_Your goal_
Go through the records and give each one again exactly.
_ _ _ _ _ _ _
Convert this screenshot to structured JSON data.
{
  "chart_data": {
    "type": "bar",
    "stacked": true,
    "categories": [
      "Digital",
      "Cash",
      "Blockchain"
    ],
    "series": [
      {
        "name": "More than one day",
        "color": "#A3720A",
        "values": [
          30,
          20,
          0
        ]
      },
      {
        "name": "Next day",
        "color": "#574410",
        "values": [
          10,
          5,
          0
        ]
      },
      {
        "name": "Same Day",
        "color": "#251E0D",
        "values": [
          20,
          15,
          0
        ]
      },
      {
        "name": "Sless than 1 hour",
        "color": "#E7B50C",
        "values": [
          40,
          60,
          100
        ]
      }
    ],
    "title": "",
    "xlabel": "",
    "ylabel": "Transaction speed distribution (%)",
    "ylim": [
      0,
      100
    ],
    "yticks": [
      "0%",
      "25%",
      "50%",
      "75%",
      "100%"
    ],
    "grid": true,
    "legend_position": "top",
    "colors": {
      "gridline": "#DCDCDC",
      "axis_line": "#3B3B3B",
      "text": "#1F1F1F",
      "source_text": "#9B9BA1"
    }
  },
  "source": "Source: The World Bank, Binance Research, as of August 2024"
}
_ _ _ _ _ _ _
_Exercise result_
Convert this screenshot to structured JSON data.
{
  "chart_data": {
    "type": "bar",
    "stacked": true,
    "categories": [
      "Digital",
      "Cash",
      "Blockchain"
    ],
    "series": [
      {
        "name": "More than one day",
        "color": "#A3720A",
        "values": [
          30,
          20,
          0
        ]
      },
      {
        "name": "Next day",
        "color": "#574410",
        "values": [
          10,
          5,
          0
        ]
      },
      {
        "name": "Same Day",
        "color": "#251E0D",
        "values": [
          20,
          15,
          0
        ]
      },
      {
        "name": "Sless than 1 hour",
        "color": "#E7B50C",
        "values": [
          40,
          60,
          100
        ]
      }
    ],
    "title": "",
    "xlabel": "",
    "ylabel": "Transaction speed distribution (%)",
    "ylim": [
      0,
      100
    ],
    "yticks": [
      "0%",
      "25%",
      "50%",
      "75%",
      "100%"
    ],
    "grid": true,
    "legend_position": "top",
    "colors": {
      "gridline": "#DCDCDC",
      "axis_line": "#3B3B3B",
      "text": "#1F1F1F",
      "source_text": "#9B9BA1"
    }
  },
  "source": "Source: The World Bank, Binance Research, as of August 2024"
}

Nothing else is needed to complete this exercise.